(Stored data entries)
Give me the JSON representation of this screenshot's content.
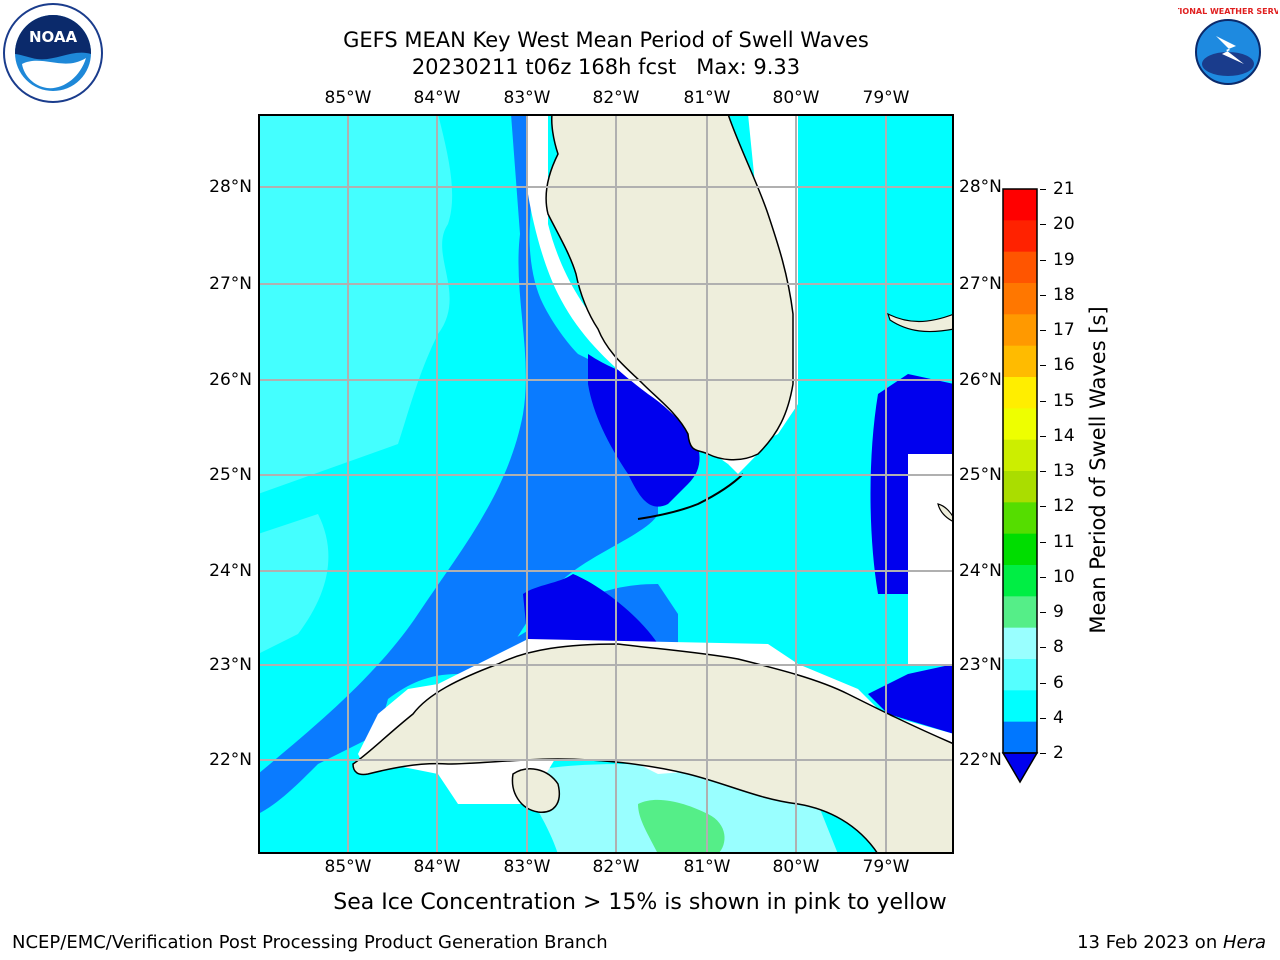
{
  "header": {
    "title_line1": "GEFS MEAN Key West Mean Period of Swell Waves",
    "title_line2": "20230211 t06z 168h fcst   Max: 9.33",
    "left_logo_text": "NOAA",
    "right_logo_text": "NATIONAL WEATHER SERVICE"
  },
  "map": {
    "lon_labels": [
      "85°W",
      "84°W",
      "83°W",
      "82°W",
      "81°W",
      "80°W",
      "79°W"
    ],
    "lat_labels": [
      "28°N",
      "27°N",
      "26°N",
      "25°N",
      "24°N",
      "23°N",
      "22°N"
    ]
  },
  "colorbar": {
    "label": "Mean Period of Swell Waves [s]",
    "ticks": [
      "21",
      "20",
      "19",
      "18",
      "17",
      "16",
      "15",
      "14",
      "13",
      "12",
      "11",
      "10",
      "9",
      "8",
      "6",
      "4",
      "2"
    ],
    "colors": [
      "#ff0000",
      "#ff2200",
      "#ff5500",
      "#ff7700",
      "#ff9900",
      "#ffbb00",
      "#ffee00",
      "#eeff00",
      "#ccee00",
      "#aadd00",
      "#55dd00",
      "#00dd00",
      "#00ee44",
      "#55ee88",
      "#99ffff",
      "#55ffff",
      "#00ffff",
      "#0077ff"
    ],
    "extend_color": "#0000ee"
  },
  "caption": "Sea Ice Concentration > 15% is shown in pink to yellow",
  "footer": {
    "left": "NCEP/EMC/Verification Post Processing Product Generation Branch",
    "right_date": "13 Feb 2023 on ",
    "right_host": "Hera"
  }
}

» What you need to do: Among the lines of the records above, count those holding the string "Period", and report only the number.

» The result: 2